Dataset rows:
===
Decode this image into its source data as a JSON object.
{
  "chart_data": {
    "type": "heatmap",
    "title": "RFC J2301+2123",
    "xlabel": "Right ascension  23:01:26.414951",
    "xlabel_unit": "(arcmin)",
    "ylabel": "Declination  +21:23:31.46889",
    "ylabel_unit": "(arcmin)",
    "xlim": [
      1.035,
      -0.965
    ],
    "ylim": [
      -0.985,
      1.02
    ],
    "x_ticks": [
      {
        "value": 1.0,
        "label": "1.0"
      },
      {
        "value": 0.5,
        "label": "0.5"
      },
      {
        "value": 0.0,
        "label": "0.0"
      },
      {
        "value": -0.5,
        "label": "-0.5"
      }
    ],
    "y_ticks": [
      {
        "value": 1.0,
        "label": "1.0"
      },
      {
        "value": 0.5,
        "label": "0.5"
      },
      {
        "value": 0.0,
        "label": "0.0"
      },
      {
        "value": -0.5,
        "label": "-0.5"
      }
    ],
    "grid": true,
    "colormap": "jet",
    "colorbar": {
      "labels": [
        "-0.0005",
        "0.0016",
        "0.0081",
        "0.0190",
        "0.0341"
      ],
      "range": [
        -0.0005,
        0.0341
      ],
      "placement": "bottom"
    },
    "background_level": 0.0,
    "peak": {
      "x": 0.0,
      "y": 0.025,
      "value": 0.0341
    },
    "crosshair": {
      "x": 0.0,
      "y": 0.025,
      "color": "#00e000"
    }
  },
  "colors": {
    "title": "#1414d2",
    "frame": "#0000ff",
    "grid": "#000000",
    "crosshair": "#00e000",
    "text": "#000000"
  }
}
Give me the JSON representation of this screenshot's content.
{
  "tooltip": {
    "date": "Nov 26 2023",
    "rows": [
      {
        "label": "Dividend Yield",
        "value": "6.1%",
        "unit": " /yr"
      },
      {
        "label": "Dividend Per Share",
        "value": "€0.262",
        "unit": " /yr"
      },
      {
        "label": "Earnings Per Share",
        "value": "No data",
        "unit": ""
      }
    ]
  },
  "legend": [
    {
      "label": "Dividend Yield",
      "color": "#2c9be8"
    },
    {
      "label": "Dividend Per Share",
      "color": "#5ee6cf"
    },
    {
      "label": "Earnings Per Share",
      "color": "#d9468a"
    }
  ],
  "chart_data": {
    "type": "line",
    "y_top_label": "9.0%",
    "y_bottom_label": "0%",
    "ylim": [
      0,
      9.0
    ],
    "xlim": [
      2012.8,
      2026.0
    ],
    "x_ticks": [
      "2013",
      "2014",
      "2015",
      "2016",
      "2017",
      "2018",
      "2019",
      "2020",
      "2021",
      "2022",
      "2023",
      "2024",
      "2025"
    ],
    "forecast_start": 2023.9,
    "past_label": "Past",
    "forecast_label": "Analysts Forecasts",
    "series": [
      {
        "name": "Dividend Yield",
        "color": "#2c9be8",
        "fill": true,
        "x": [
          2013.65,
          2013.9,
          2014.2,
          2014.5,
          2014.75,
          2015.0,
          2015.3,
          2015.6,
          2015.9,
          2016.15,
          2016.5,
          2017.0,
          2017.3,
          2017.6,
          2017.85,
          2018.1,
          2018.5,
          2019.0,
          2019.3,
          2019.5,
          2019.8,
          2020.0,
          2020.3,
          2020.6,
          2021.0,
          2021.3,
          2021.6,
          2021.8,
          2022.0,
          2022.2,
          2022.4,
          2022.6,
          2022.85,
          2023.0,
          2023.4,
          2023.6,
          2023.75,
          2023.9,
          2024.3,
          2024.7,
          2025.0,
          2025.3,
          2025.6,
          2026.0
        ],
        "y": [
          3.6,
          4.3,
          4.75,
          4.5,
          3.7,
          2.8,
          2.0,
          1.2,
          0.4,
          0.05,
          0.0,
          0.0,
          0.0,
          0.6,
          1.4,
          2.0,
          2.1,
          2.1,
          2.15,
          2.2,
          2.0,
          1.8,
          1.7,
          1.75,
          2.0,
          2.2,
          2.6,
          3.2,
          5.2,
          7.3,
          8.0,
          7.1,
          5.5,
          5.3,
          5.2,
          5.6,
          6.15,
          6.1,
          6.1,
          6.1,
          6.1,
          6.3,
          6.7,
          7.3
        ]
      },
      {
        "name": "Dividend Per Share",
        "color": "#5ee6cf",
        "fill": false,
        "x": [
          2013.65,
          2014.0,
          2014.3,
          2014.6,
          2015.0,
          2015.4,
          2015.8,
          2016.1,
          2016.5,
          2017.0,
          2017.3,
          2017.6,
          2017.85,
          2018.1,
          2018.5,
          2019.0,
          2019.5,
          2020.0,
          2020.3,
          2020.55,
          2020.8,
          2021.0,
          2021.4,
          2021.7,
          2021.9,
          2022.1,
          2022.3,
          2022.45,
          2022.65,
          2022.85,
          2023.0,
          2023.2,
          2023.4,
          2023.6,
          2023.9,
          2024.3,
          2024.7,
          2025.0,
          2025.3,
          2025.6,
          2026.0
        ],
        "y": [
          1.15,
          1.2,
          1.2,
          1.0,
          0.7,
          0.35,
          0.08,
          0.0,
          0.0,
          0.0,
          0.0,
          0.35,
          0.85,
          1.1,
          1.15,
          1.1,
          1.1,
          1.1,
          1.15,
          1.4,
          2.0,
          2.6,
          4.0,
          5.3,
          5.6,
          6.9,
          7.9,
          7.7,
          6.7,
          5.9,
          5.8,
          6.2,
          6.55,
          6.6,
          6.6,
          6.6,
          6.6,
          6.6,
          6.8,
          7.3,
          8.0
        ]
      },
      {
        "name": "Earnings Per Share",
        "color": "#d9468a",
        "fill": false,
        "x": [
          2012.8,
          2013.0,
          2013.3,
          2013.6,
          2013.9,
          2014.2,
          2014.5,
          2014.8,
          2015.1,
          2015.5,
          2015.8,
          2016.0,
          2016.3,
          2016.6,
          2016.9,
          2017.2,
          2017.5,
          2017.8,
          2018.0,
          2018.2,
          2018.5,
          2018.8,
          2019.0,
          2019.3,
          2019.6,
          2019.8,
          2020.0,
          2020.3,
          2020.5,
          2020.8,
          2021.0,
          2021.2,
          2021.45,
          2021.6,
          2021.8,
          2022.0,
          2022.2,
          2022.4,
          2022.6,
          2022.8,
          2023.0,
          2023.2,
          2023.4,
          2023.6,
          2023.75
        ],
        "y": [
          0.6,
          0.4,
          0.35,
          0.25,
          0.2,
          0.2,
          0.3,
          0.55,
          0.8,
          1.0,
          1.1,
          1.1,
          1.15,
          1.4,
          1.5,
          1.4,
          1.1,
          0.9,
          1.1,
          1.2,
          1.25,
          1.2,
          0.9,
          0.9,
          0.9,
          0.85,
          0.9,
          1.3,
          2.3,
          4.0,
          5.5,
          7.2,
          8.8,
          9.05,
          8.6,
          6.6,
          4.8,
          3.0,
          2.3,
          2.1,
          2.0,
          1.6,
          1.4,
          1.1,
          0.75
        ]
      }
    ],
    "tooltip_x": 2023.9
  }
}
===
Extract all lines from the material above that include the word "this".

Decode this image into its source data as a JSON object.
Give me the JSON representation of this screenshot's content.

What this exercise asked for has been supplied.